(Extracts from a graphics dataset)
Begin

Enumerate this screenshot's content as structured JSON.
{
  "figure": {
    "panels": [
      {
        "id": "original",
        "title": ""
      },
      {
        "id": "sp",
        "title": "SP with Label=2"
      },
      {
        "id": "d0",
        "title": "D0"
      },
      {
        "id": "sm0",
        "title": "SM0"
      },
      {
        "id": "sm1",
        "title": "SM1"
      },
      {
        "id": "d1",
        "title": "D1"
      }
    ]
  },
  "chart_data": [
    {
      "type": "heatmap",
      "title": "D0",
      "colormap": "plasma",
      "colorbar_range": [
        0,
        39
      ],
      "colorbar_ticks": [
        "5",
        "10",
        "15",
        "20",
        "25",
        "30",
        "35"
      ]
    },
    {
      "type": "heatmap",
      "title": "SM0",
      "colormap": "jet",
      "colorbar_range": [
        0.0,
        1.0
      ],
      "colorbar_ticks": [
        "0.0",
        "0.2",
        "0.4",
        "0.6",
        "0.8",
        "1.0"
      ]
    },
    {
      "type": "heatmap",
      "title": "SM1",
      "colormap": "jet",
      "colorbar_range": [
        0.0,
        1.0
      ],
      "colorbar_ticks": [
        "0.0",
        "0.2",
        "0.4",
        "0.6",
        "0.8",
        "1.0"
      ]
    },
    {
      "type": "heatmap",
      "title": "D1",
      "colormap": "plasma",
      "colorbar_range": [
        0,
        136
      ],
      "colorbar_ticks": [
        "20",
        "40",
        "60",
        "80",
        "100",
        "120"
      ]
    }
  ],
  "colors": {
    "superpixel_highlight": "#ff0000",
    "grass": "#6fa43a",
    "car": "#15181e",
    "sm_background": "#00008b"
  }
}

End
Begin

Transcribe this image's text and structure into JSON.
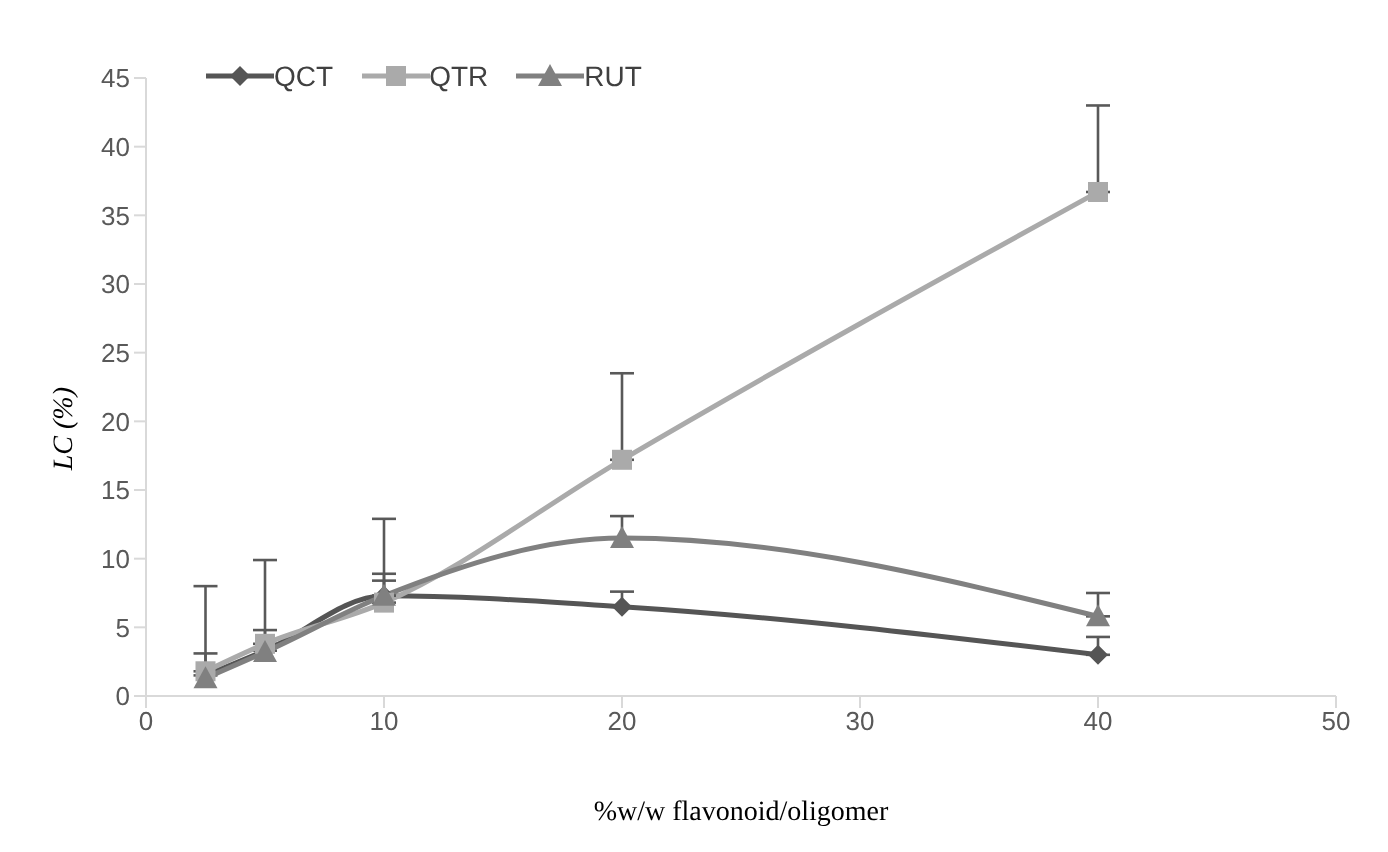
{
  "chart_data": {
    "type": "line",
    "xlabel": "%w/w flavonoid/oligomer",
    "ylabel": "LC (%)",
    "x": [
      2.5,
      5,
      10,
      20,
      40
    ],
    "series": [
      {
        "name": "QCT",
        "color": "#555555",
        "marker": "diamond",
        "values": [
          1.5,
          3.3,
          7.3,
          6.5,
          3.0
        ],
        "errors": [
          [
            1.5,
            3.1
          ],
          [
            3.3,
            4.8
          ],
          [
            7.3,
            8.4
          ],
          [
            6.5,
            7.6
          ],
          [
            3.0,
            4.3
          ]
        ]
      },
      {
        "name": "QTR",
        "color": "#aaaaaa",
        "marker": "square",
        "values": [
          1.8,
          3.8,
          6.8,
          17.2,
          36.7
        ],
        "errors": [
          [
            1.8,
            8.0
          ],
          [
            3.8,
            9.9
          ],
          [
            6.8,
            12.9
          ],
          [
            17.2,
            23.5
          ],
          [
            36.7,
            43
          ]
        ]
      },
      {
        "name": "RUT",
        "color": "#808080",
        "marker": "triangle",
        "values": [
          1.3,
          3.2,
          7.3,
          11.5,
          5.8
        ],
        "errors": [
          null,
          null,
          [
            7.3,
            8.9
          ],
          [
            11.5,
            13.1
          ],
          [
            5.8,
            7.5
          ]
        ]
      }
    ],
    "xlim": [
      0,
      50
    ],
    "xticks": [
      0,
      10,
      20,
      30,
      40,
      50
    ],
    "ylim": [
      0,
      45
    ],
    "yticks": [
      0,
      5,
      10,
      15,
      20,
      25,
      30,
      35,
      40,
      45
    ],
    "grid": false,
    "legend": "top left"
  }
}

End

GIVEN INSTRUCTION: State the count of lines that contain the string "title". Nothing else is needed.

TASK RESPONSE: 10